• _Exercise objective_
Return all the entries exactly, keeping pictures out.

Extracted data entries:
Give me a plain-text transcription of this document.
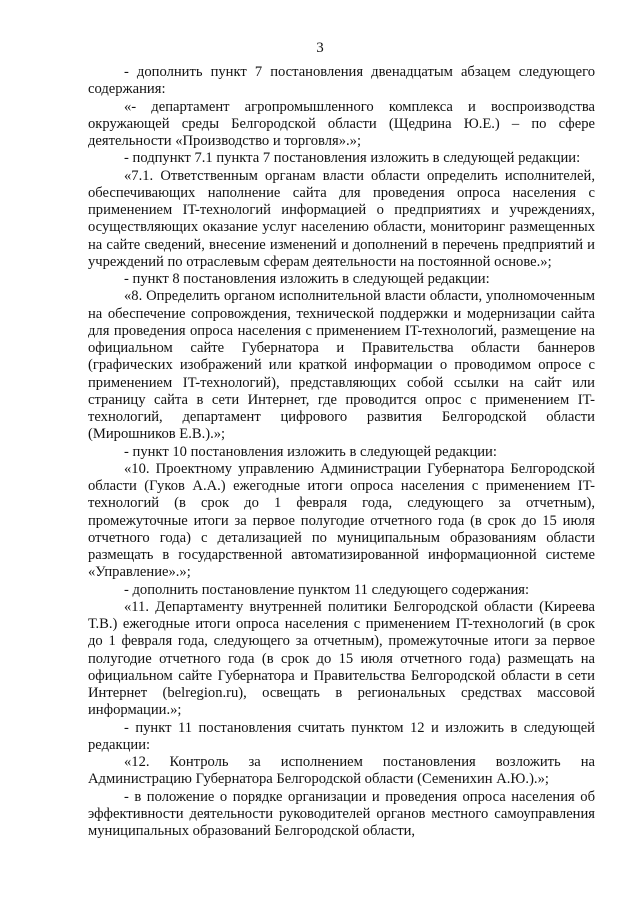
3

- дополнить пункт 7 постановления двенадцатым абзацем следующего содержания:

«- департамент агропромышленного комплекса и воспроизводства окружающей среды Белгородской области (Щедрина Ю.Е.) – по сфере деятельности «Производство и торговля».»;

- подпункт 7.1 пункта 7 постановления изложить в следующей редакции:

«7.1. Ответственным органам власти области определить исполнителей, обеспечивающих наполнение сайта для проведения опроса населения с применением IT-технологий информацией о предприятиях и учреждениях, осуществляющих оказание услуг населению области, мониторинг размещенных на сайте сведений, внесение изменений и дополнений в перечень предприятий и учреждений по отраслевым сферам деятельности на постоянной основе.»;

- пункт 8 постановления изложить в следующей редакции:

«8. Определить органом исполнительной власти области, уполномоченным на обеспечение сопровождения, технической поддержки и модернизации сайта для проведения опроса населения с применением IT-технологий, размещение на официальном сайте Губернатора и Правительства области баннеров (графических изображений или краткой информации о проводимом опросе с применением IT-технологий), представляющих собой ссылки на сайт или страницу сайта в сети Интернет, где проводится опрос с применением IT-технологий, департамент цифрового развития Белгородской области (Мирошников Е.В.).»;

- пункт 10 постановления изложить в следующей редакции:

«10. Проектному управлению Администрации Губернатора Белгородской области (Гуков А.А.) ежегодные итоги опроса населения с применением IT-технологий (в срок до 1 февраля года, следующего за отчетным), промежуточные итоги за первое полугодие отчетного года (в срок до 15 июля отчетного года) с детализацией по муниципальным образованиям области размещать в государственной автоматизированной информационной системе «Управление».»;

- дополнить постановление пунктом 11 следующего содержания:

«11. Департаменту внутренней политики Белгородской области (Киреева Т.В.) ежегодные итоги опроса населения с применением IT-технологий (в срок до 1 февраля года, следующего за отчетным), промежуточные итоги за первое полугодие отчетного года (в срок до 15 июля отчетного года) размещать на официальном сайте Губернатора и Правительства Белгородской области в сети Интернет (belregion.ru), освещать в региональных средствах массовой информации.»;

- пункт 11 постановления считать пунктом 12 и изложить в следующей редакции:

«12. Контроль за исполнением постановления возложить на Администрацию Губернатора Белгородской области (Семенихин А.Ю.).»;

- в положение о порядке организации и проведения опроса населения об эффективности деятельности руководителей органов местного самоуправления муниципальных образований Белгородской области,
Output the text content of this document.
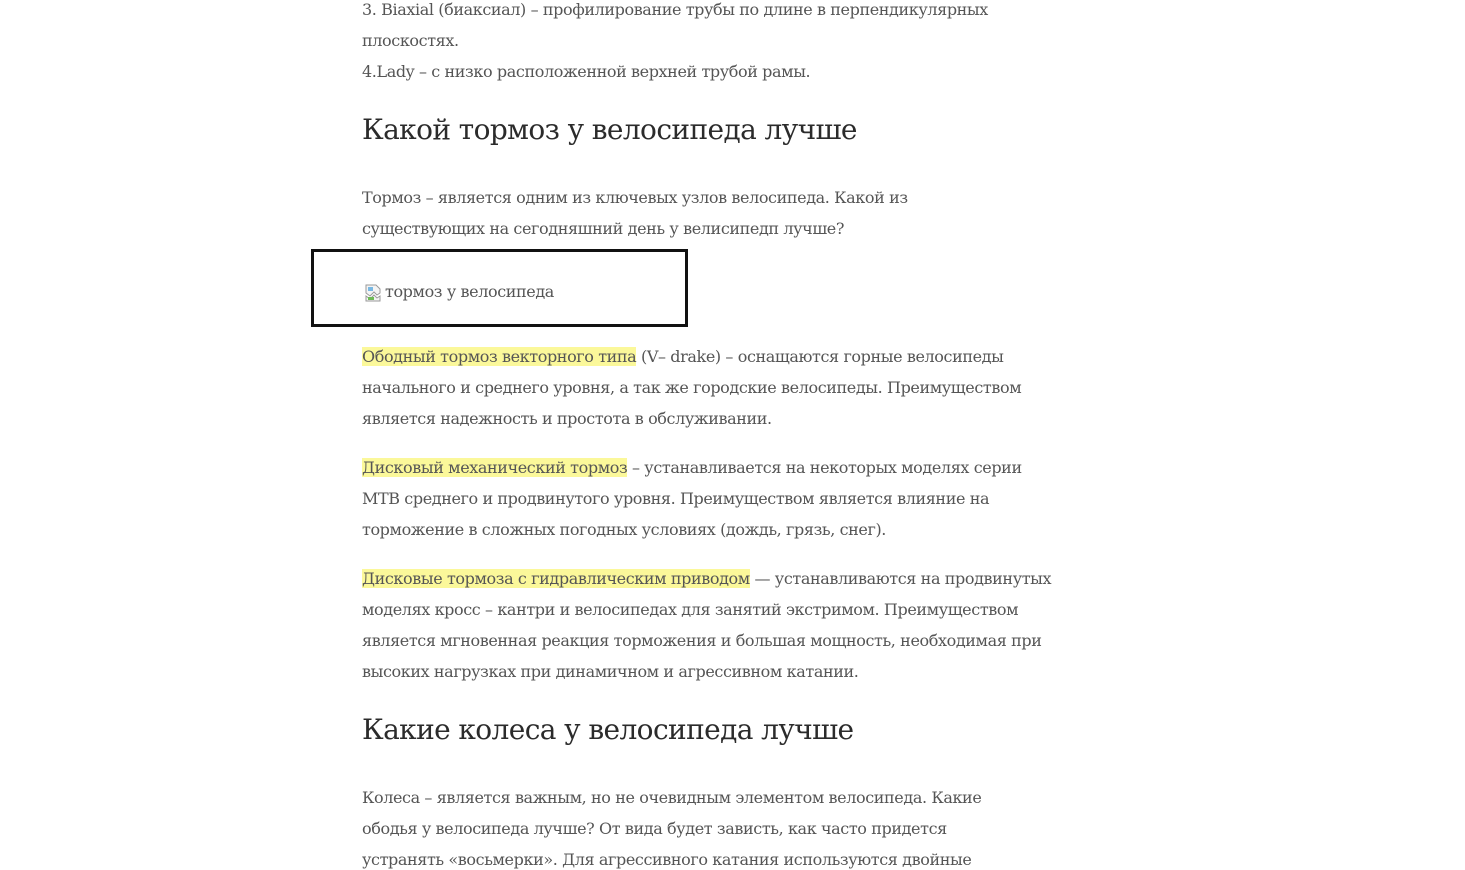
3. Biaxial (биаксиал) – профилирование трубы по длине в перпендикулярных
плоскостях.

4.Lady – с низко расположенной верхней трубой рамы.

Какой тормоз у велосипеда лучше

Тормоз – является одним из ключевых узлов велосипеда. Какой из существующих на сегодняшний день у велисипедп лучше?

тормоз у велосипеда

Ободный тормоз векторного типа (V– drake) – оснащаются горные велосипеды начального и среднего уровня, а так же городские велосипеды. Преимуществом является надежность и простота в обслуживании.

Дисковый механический тормоз – устанавливается на некоторых моделях серии МТВ среднего и продвинутого уровня. Преимуществом является влияние на торможение в сложных погодных условиях (дождь, грязь, снег).

Дисковые тормоза с гидравлическим приводом — устанавливаются на продвинутых моделях кросс – кантри и велосипедах для занятий экстримом. Преимуществом является мгновенная реакция торможения и большая мощность, необходимая при высоких нагрузках при динамичном и агрессивном катании.

Какие колеса у велосипеда лучше

Колеса – является важным, но не очевидным элементом велосипеда. Какие ободья у велосипеда лучше? От вида будет зависть, как часто придется устранять «восьмерки». Для агрессивного катания используются двойные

• _Written reply_
Give me a plain-text transcription of this document.
3

- дополнить пункт 7 постановления двенадцатым абзацем следующего содержания:

«- департамент агропромышленного комплекса и воспроизводства окружающей среды Белгородской области (Щедрина Ю.Е.) – по сфере деятельности «Производство и торговля».»;

- подпункт 7.1 пункта 7 постановления изложить в следующей редакции:

«7.1. Ответственным органам власти области определить исполнителей, обеспечивающих наполнение сайта для проведения опроса населения с применением IT-технологий информацией о предприятиях и учреждениях, осуществляющих оказание услуг населению области, мониторинг размещенных на сайте сведений, внесение изменений и дополнений в перечень предприятий и учреждений по отраслевым сферам деятельности на постоянной основе.»;

- пункт 8 постановления изложить в следующей редакции:

«8. Определить органом исполнительной власти области, уполномоченным на обеспечение сопровождения, технической поддержки и модернизации сайта для проведения опроса населения с применением IT-технологий, размещение на официальном сайте Губернатора и Правительства области баннеров (графических изображений или краткой информации о проводимом опросе с применением IT-технологий), представляющих собой ссылки на сайт или страницу сайта в сети Интернет, где проводится опрос с применением IT-технологий, департамент цифрового развития Белгородской области (Мирошников Е.В.).»;

- пункт 10 постановления изложить в следующей редакции:

«10. Проектному управлению Администрации Губернатора Белгородской области (Гуков А.А.) ежегодные итоги опроса населения с применением IT-технологий (в срок до 1 февраля года, следующего за отчетным), промежуточные итоги за первое полугодие отчетного года (в срок до 15 июля отчетного года) с детализацией по муниципальным образованиям области размещать в государственной автоматизированной информационной системе «Управление».»;

- дополнить постановление пунктом 11 следующего содержания:

«11. Департаменту внутренней политики Белгородской области (Киреева Т.В.) ежегодные итоги опроса населения с применением IT-технологий (в срок до 1 февраля года, следующего за отчетным), промежуточные итоги за первое полугодие отчетного года (в срок до 15 июля отчетного года) размещать на официальном сайте Губернатора и Правительства Белгородской области в сети Интернет (belregion.ru), освещать в региональных средствах массовой информации.»;

- пункт 11 постановления считать пунктом 12 и изложить в следующей редакции:

«12. Контроль за исполнением постановления возложить на Администрацию Губернатора Белгородской области (Семенихин А.Ю.).»;

- в положение о порядке организации и проведения опроса населения об эффективности деятельности руководителей органов местного самоуправления муниципальных образований Белгородской области,
Output the text content of this document.
3. Biaxial (биаксиал) – профилирование трубы по длине в перпендикулярных
плоскостях.

4.Lady – с низко расположенной верхней трубой рамы.

Какой тормоз у велосипеда лучше

Тормоз – является одним из ключевых узлов велосипеда. Какой из существующих на сегодняшний день у велисипедп лучше?

тормоз у велосипеда

Ободный тормоз векторного типа (V– drake) – оснащаются горные велосипеды начального и среднего уровня, а так же городские велосипеды. Преимуществом является надежность и простота в обслуживании.

Дисковый механический тормоз – устанавливается на некоторых моделях серии МТВ среднего и продвинутого уровня. Преимуществом является влияние на торможение в сложных погодных условиях (дождь, грязь, снег).

Дисковые тормоза с гидравлическим приводом — устанавливаются на продвинутых моделях кросс – кантри и велосипедах для занятий экстримом. Преимуществом является мгновенная реакция торможения и большая мощность, необходимая при высоких нагрузках при динамичном и агрессивном катании.

Какие колеса у велосипеда лучше

Колеса – является важным, но не очевидным элементом велосипеда. Какие ободья у велосипеда лучше? От вида будет зависть, как часто придется устранять «восьмерки». Для агрессивного катания используются двойные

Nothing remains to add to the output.